> **EXERCISE BRIEF**
Every entry below should be returned exactly as it appears, with pictures left out.

• • • • • • •

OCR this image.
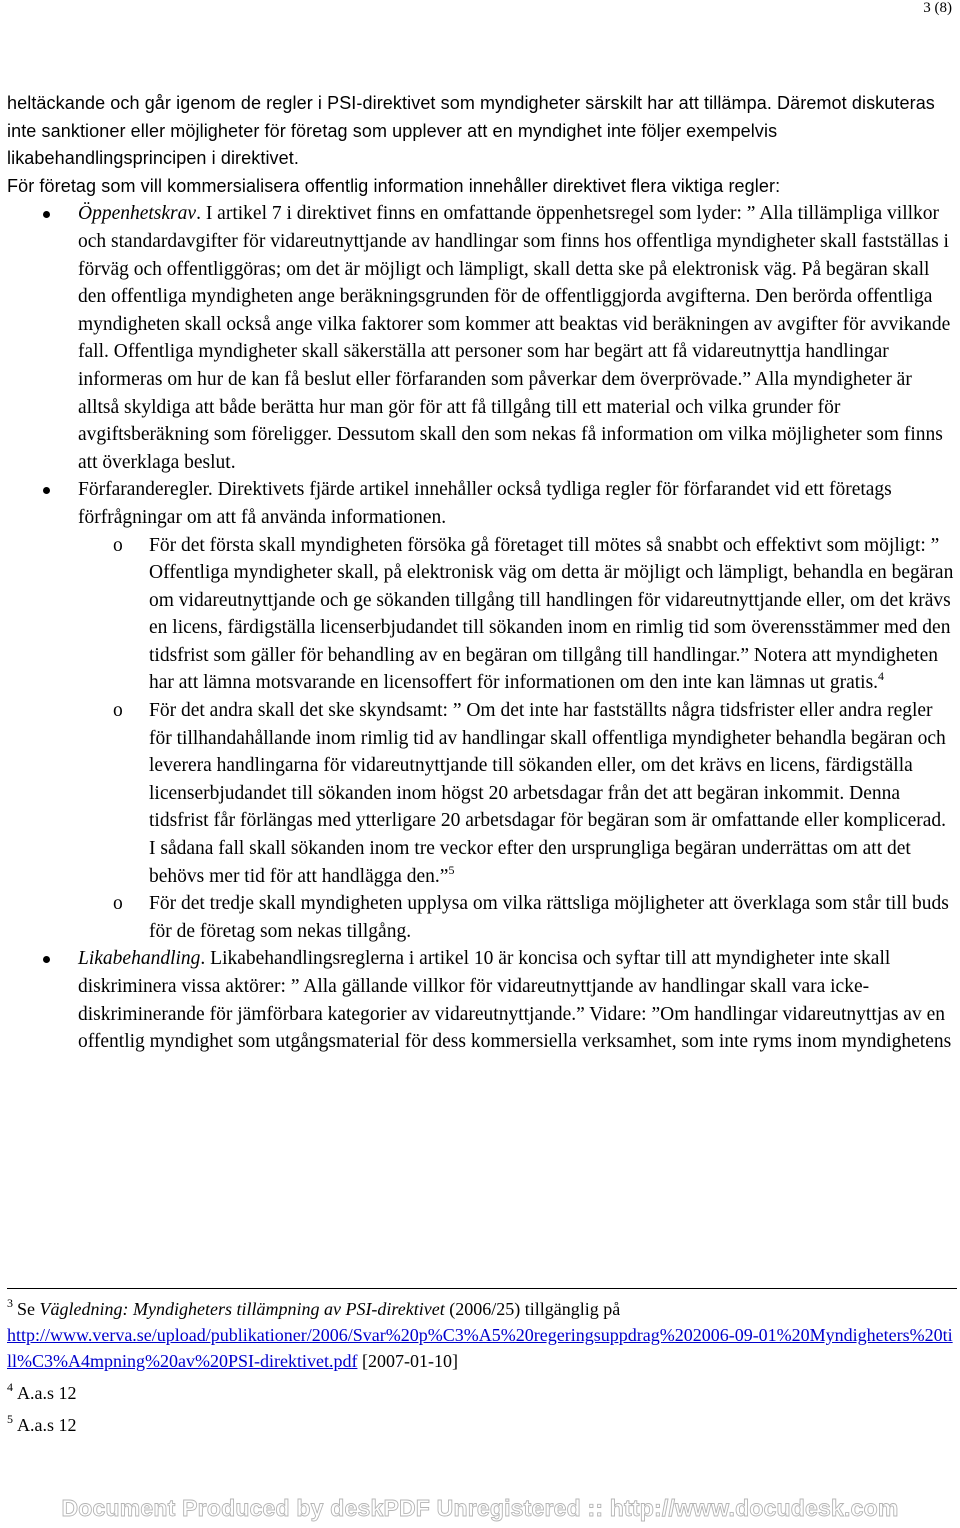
3 (8)

heltäckande och går igenom de regler i PSI-direktivet som myndigheter särskilt har att tillämpa. Däremot diskuteras inte sanktioner eller möjligheter för företag som upplever att en myndighet inte följer exempelvis likabehandlingsprincipen i direktivet.

För företag som vill kommersialisera offentlig information innehåller direktivet flera viktiga regler:

Öppenhetskrav. I artikel 7 i direktivet finns en omfattande öppenhetsregel som lyder: ” Alla tillämpliga villkor och standardavgifter för vidareutnyttjande av handlingar som finns hos offentliga myndigheter skall fastställas i förväg och offentliggöras; om det är möjligt och lämpligt, skall detta ske på elektronisk väg. På begäran skall den offentliga myndigheten ange beräkningsgrunden för de offentliggjorda avgifterna. Den berörda offentliga myndigheten skall också ange vilka faktorer som kommer att beaktas vid beräkningen av avgifter för avvikande fall. Offentliga myndigheter skall säkerställa att personer som har begärt att få vidareutnyttja handlingar informeras om hur de kan få beslut eller förfaranden som påverkar dem överprövade.” Alla myndigheter är alltså skyldiga att både berätta hur man gör för att få tillgång till ett material och vilka grunder för avgiftsberäkning som föreligger. Dessutom skall den som nekas få information om vilka möjligheter som finns att överklaga beslut.
Förfaranderegler. Direktivets fjärde artikel innehåller också tydliga regler för förfarandet vid ett företags förfrågningar om att få använda informationen.
o För det första skall myndigheten försöka gå företaget till mötes så snabbt och effektivt som möjligt: ” Offentliga myndigheter skall, på elektronisk väg om detta är möjligt och lämpligt, behandla en begäran om vidareutnyttjande och ge sökanden tillgång till handlingen för vidareutnyttjande eller, om det krävs en licens, färdigställa licenserbjudandet till sökanden inom en rimlig tid som överensstämmer med den tidsfrist som gäller för behandling av en begäran om tillgång till handlingar.” Notera att myndigheten har att lämna motsvarande en licensoffert för informationen om den inte kan lämnas ut gratis.$^4$
o För det andra skall det ske skyndsamt: ” Om det inte har fastställts några tidsfrister eller andra regler för tillhandahållande inom rimlig tid av handlingar skall offentliga myndigheter behandla begäran och leverera handlingarna för vidareutnyttjande till sökanden eller, om det krävs en licens, färdigställa licenserbjudandet till sökanden inom högst 20 arbetsdagar från det att begäran inkommit. Denna tidsfrist får förlängas med ytterligare 20 arbetsdagar för begäran som är omfattande eller komplicerad. I sådana fall skall sökanden inom tre veckor efter den ursprungliga begäran underrättas om att det behövs mer tid för att handlägga den.”$^5$
o För det tredje skall myndigheten upplysa om vilka rättsliga möjligheter att överklaga som står till buds för de företag som nekas tillgång.
Likabehandling. Likabehandlingsreglerna i artikel 10 är koncisa och syftar till att myndigheter inte skall diskriminera vissa aktörer: ” Alla gällande villkor för vidareutnyttjande av handlingar skall vara icke-diskriminerande för jämförbara kategorier av vidareutnyttjande.” Vidare: ”Om handlingar vidareutnyttjas av en offentlig myndighet som utgångsmaterial för dess kommersiella verksamhet, som inte ryms inom myndighetens

$^3$ Se Vägledning: Myndigheters tillämpning av PSI-direktivet (2006/25) tillgänglig på
http://www.verva.se/upload/publikationer/2006/Svar%20p%C3%A5%20regeringsuppdrag%202006-09-01%20Myndigheters%20till%C3%A4mpning%20av%20PSI-direktivet.pdf [2007-01-10]

$^4$ A.a.s 12

$^5$ A.a.s 12

Document Produced by deskPDF Unregistered :: http://www.docudesk.com
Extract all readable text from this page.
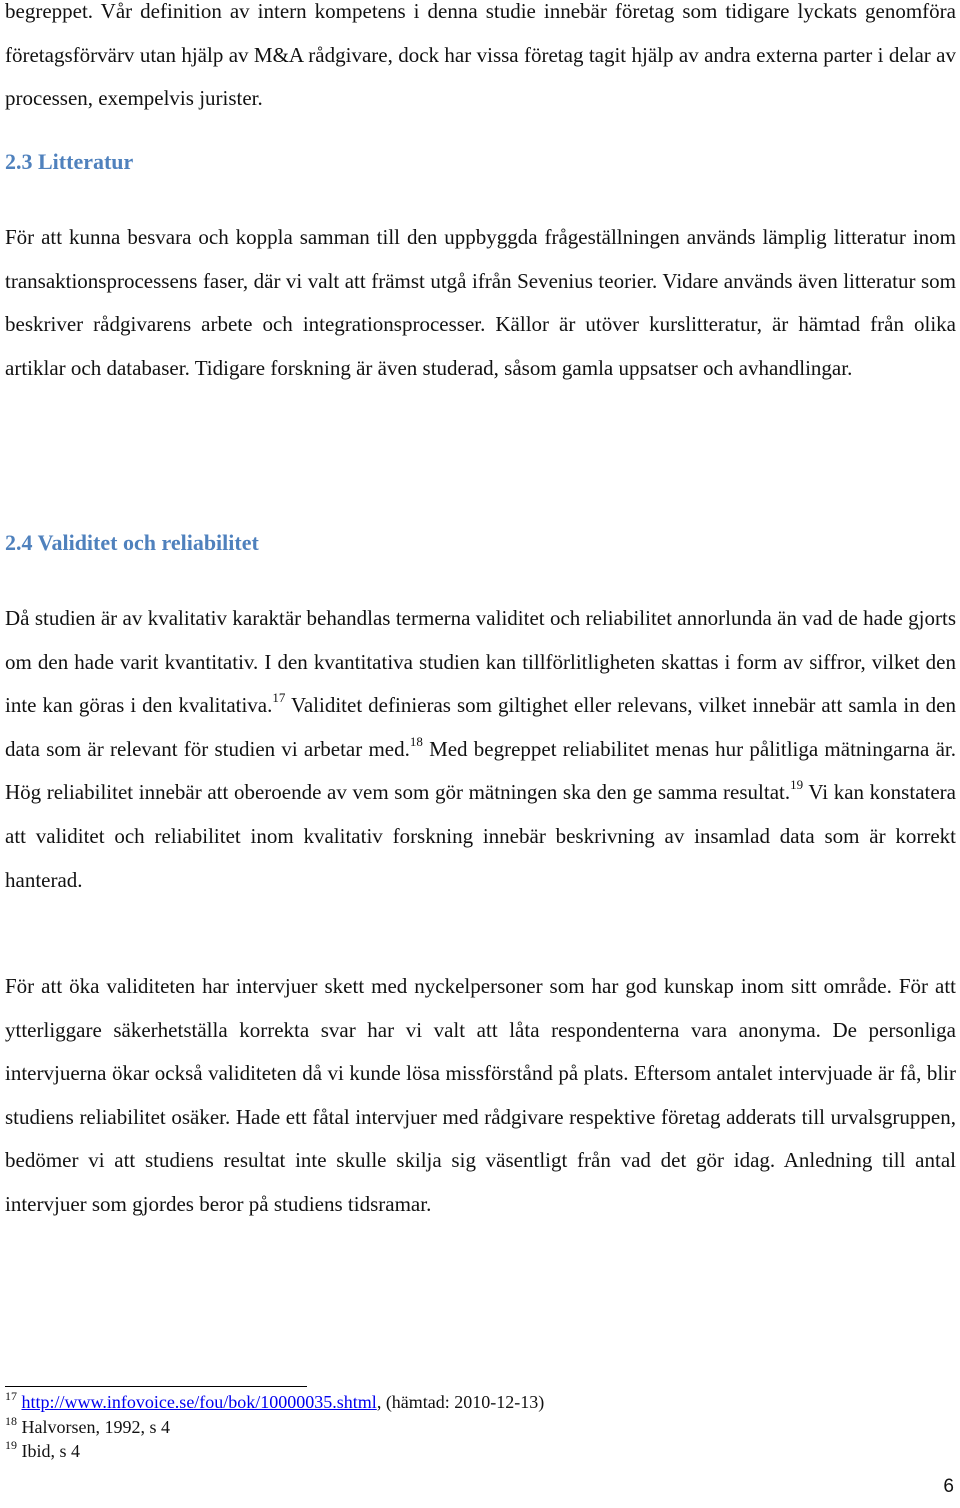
begreppet. Vår definition av intern kompetens i denna studie innebär företag som tidigare lyckats genomföra företagsförvärv utan hjälp av M&A rådgivare, dock har vissa företag tagit hjälp av andra externa parter i delar av processen, exempelvis jurister.

2.3 Litteratur

För att kunna besvara och koppla samman till den uppbyggda frågeställningen används lämplig litteratur inom transaktionsprocessens faser, där vi valt att främst utgå ifrån Sevenius teorier. Vidare används även litteratur som beskriver rådgivarens arbete och integrationsprocesser. Källor är utöver kurslitteratur, är hämtad från olika artiklar och databaser. Tidigare forskning är även studerad, såsom gamla uppsatser och avhandlingar.

2.4 Validitet och reliabilitet

Då studien är av kvalitativ karaktär behandlas termerna validitet och reliabilitet annorlunda än vad de hade gjorts om den hade varit kvantitativ. I den kvantitativa studien kan tillförlitligheten skattas i form av siffror, vilket den inte kan göras i den kvalitativa.$^{17}$ Validitet definieras som giltighet eller relevans, vilket innebär att samla in den data som är relevant för studien vi arbetar med.$^{18}$ Med begreppet reliabilitet menas hur pålitliga mätningarna är. Hög reliabilitet innebär att oberoende av vem som gör mätningen ska den ge samma resultat.$^{19}$ Vi kan konstatera att validitet och reliabilitet inom kvalitativ forskning innebär beskrivning av insamlad data som är korrekt hanterad.

För att öka validiteten har intervjuer skett med nyckelpersoner som har god kunskap inom sitt område. För att ytterliggare säkerhetställa korrekta svar har vi valt att låta respondenterna vara anonyma. De personliga intervjuerna ökar också validiteten då vi kunde lösa missförstånd på plats. Eftersom antalet intervjuade är få, blir studiens reliabilitet osäker. Hade ett fåtal intervjuer med rådgivare respektive företag adderats till urvalsgruppen, bedömer vi att studiens resultat inte skulle skilja sig väsentligt från vad det gör idag. Anledning till antal intervjuer som gjordes beror på studiens tidsramar.

$^{17}$ http://www.infovoice.se/fou/bok/10000035.shtml, (hämtad: 2010-12-13)
$^{18}$ Halvorsen, 1992, s 4
$^{19}$ Ibid, s 4
6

• • • • • • •

> **SOLUTION FOR THIS EXERCISE**
OCR this image.
3 (8)

heltäckande och går igenom de regler i PSI-direktivet som myndigheter särskilt har att tillämpa. Däremot diskuteras inte sanktioner eller möjligheter för företag som upplever att en myndighet inte följer exempelvis likabehandlingsprincipen i direktivet.

För företag som vill kommersialisera offentlig information innehåller direktivet flera viktiga regler:

Öppenhetskrav. I artikel 7 i direktivet finns en omfattande öppenhetsregel som lyder: ” Alla tillämpliga villkor och standardavgifter för vidareutnyttjande av handlingar som finns hos offentliga myndigheter skall fastställas i förväg och offentliggöras; om det är möjligt och lämpligt, skall detta ske på elektronisk väg. På begäran skall den offentliga myndigheten ange beräkningsgrunden för de offentliggjorda avgifterna. Den berörda offentliga myndigheten skall också ange vilka faktorer som kommer att beaktas vid beräkningen av avgifter för avvikande fall. Offentliga myndigheter skall säkerställa att personer som har begärt att få vidareutnyttja handlingar informeras om hur de kan få beslut eller förfaranden som påverkar dem överprövade.” Alla myndigheter är alltså skyldiga att både berätta hur man gör för att få tillgång till ett material och vilka grunder för avgiftsberäkning som föreligger. Dessutom skall den som nekas få information om vilka möjligheter som finns att överklaga beslut.
Förfaranderegler. Direktivets fjärde artikel innehåller också tydliga regler för förfarandet vid ett företags förfrågningar om att få använda informationen.
o För det första skall myndigheten försöka gå företaget till mötes så snabbt och effektivt som möjligt: ” Offentliga myndigheter skall, på elektronisk väg om detta är möjligt och lämpligt, behandla en begäran om vidareutnyttjande och ge sökanden tillgång till handlingen för vidareutnyttjande eller, om det krävs en licens, färdigställa licenserbjudandet till sökanden inom en rimlig tid som överensstämmer med den tidsfrist som gäller för behandling av en begäran om tillgång till handlingar.” Notera att myndigheten har att lämna motsvarande en licensoffert för informationen om den inte kan lämnas ut gratis.$^4$
o För det andra skall det ske skyndsamt: ” Om det inte har fastställts några tidsfrister eller andra regler för tillhandahållande inom rimlig tid av handlingar skall offentliga myndigheter behandla begäran och leverera handlingarna för vidareutnyttjande till sökanden eller, om det krävs en licens, färdigställa licenserbjudandet till sökanden inom högst 20 arbetsdagar från det att begäran inkommit. Denna tidsfrist får förlängas med ytterligare 20 arbetsdagar för begäran som är omfattande eller komplicerad. I sådana fall skall sökanden inom tre veckor efter den ursprungliga begäran underrättas om att det behövs mer tid för att handlägga den.”$^5$
o För det tredje skall myndigheten upplysa om vilka rättsliga möjligheter att överklaga som står till buds för de företag som nekas tillgång.
Likabehandling. Likabehandlingsreglerna i artikel 10 är koncisa och syftar till att myndigheter inte skall diskriminera vissa aktörer: ” Alla gällande villkor för vidareutnyttjande av handlingar skall vara icke-diskriminerande för jämförbara kategorier av vidareutnyttjande.” Vidare: ”Om handlingar vidareutnyttjas av en offentlig myndighet som utgångsmaterial för dess kommersiella verksamhet, som inte ryms inom myndighetens

$^3$ Se Vägledning: Myndigheters tillämpning av PSI-direktivet (2006/25) tillgänglig på
http://www.verva.se/upload/publikationer/2006/Svar%20p%C3%A5%20regeringsuppdrag%202006-09-01%20Myndigheters%20till%C3%A4mpning%20av%20PSI-direktivet.pdf [2007-01-10]

$^4$ A.a.s 12

$^5$ A.a.s 12

Document Produced by deskPDF Unregistered :: http://www.docudesk.com
Extract all readable text from this page.
begreppet. Vår definition av intern kompetens i denna studie innebär företag som tidigare lyckats genomföra företagsförvärv utan hjälp av M&A rådgivare, dock har vissa företag tagit hjälp av andra externa parter i delar av processen, exempelvis jurister.

2.3 Litteratur

För att kunna besvara och koppla samman till den uppbyggda frågeställningen används lämplig litteratur inom transaktionsprocessens faser, där vi valt att främst utgå ifrån Sevenius teorier. Vidare används även litteratur som beskriver rådgivarens arbete och integrationsprocesser. Källor är utöver kurslitteratur, är hämtad från olika artiklar och databaser. Tidigare forskning är även studerad, såsom gamla uppsatser och avhandlingar.

2.4 Validitet och reliabilitet

Då studien är av kvalitativ karaktär behandlas termerna validitet och reliabilitet annorlunda än vad de hade gjorts om den hade varit kvantitativ. I den kvantitativa studien kan tillförlitligheten skattas i form av siffror, vilket den inte kan göras i den kvalitativa.$^{17}$ Validitet definieras som giltighet eller relevans, vilket innebär att samla in den data som är relevant för studien vi arbetar med.$^{18}$ Med begreppet reliabilitet menas hur pålitliga mätningarna är. Hög reliabilitet innebär att oberoende av vem som gör mätningen ska den ge samma resultat.$^{19}$ Vi kan konstatera att validitet och reliabilitet inom kvalitativ forskning innebär beskrivning av insamlad data som är korrekt hanterad.

För att öka validiteten har intervjuer skett med nyckelpersoner som har god kunskap inom sitt område. För att ytterliggare säkerhetställa korrekta svar har vi valt att låta respondenterna vara anonyma. De personliga intervjuerna ökar också validiteten då vi kunde lösa missförstånd på plats. Eftersom antalet intervjuade är få, blir studiens reliabilitet osäker. Hade ett fåtal intervjuer med rådgivare respektive företag adderats till urvalsgruppen, bedömer vi att studiens resultat inte skulle skilja sig väsentligt från vad det gör idag. Anledning till antal intervjuer som gjordes beror på studiens tidsramar.

$^{17}$ http://www.infovoice.se/fou/bok/10000035.shtml, (hämtad: 2010-12-13)
$^{18}$ Halvorsen, 1992, s 4
$^{19}$ Ibid, s 4
6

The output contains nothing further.